_Tasks_
a - According to the travel piece, which two cities in Ireland does the trip include?
b - Shorten the paragraph of the travel piece that begins "In the days leading up to the first journey" while keeping its main facts.
c - Carry on the travel piece from its final sentence.

This month of work finishes and I have a couple of weeks with my partner, visiting family and friends. We include a trip to Dublin and Cork to visit the widow of a close friend and former colleague who’d died in Ireland in February, a profoundly important mission. I feel like I'm living a version of touring from the before times, making best use of the resources needed to get across the world with so many different plots and missions.
Too soon it is time to turn my attention to getting home.?
AND BACK – Dublin to Sydney
The prospect of setting off again on a long journey across the world is a little dauting. It’s always exciting travelling somewhere new in a new way. In anticipation, the return journey brings drag, and I race ahead of myself, longing to be in my own bed, onto the next thing.
In the days leading up to the first journey, I have little ‘flights’ of fancy, to stay with my partner, jump on a plane, just do part of the epic overland thing. They aren’t real and I share them here to demonstrate that even a determined activist intent on change can long for the old ways and all the associated glamour of airport lounges, convenient flight times and speedy travel. People kept asking incredulously if I am really going back the same way, almost the same.

Stored data
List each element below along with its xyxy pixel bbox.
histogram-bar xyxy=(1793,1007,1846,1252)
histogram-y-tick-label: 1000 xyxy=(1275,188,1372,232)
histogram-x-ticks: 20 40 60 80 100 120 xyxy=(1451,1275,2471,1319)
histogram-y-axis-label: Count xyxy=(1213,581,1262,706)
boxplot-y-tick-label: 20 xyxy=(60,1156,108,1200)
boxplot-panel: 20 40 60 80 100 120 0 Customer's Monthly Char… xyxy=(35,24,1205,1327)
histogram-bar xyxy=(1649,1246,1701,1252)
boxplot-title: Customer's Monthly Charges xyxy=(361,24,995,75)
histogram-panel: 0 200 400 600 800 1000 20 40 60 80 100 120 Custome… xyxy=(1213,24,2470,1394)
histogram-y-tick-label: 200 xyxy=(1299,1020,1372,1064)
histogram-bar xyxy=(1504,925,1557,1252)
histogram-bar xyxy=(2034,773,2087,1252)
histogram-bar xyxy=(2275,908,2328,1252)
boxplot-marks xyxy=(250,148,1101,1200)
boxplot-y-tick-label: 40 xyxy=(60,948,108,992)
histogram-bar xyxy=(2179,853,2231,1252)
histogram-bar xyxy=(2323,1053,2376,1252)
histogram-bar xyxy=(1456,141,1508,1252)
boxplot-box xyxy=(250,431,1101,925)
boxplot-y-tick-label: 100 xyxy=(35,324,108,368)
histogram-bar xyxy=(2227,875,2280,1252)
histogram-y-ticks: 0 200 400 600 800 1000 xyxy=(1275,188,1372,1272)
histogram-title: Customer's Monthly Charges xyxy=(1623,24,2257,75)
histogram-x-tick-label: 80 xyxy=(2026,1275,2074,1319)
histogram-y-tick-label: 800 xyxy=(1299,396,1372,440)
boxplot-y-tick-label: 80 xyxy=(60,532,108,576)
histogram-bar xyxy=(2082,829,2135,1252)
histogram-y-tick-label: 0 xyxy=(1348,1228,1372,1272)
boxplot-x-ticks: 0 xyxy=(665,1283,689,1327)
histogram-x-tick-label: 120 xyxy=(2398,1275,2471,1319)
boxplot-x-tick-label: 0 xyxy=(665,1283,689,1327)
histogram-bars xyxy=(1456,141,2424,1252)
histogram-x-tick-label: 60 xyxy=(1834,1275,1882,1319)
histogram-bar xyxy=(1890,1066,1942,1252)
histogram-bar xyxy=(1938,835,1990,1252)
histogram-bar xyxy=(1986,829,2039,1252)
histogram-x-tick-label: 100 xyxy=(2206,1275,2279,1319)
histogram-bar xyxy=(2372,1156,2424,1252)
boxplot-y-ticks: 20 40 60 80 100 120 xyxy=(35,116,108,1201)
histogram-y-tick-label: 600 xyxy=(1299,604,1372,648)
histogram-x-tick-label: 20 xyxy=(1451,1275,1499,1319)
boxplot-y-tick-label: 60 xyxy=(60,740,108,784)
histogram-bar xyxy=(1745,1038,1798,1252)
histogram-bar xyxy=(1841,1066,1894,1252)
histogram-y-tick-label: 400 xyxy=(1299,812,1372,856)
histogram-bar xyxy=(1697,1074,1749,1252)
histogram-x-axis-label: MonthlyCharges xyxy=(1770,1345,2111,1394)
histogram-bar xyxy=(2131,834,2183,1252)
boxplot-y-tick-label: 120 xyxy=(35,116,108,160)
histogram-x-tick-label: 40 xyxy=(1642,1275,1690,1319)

_Results_
a - Dublin and Cork.

b - Before the first journey, the writer daydreamed about staying with their partner and flying for part of the overland trip. These thoughts weren't serious. The writer shares them to show that even a committed activist can miss the comfort of airport lounges, handy flight times and fast travel. People kept asking in disbelief whether the writer was really going back almost the same way.

c -
We are living in a Climate and Ecological Emergency, I can not go back to those habits. I've broken my addiction and thanks to Instagram, have some dedicated followers who are a great support in dark moments. Deep down I am committed, I like to walk my talk. which spurred me on to take up the challenge of naysayers who claim this overland practice is too expensive and takes too long…?
OK, faster and cheaper, watch me go!
Dublin to Holyhead to Chester to London to Paris on route to Cannes - Day 1
An early start, driven in our dear friend Maria’s 1983 leather lined orange Mercedes, to the Dublin port to board a ferry to England. The Irish Sea is fair and kind, this is another smooth crossing. The Sunday train across Wales is packed. I say goodbye to my partner Mike in Chester as he heads north, and I head south to London.?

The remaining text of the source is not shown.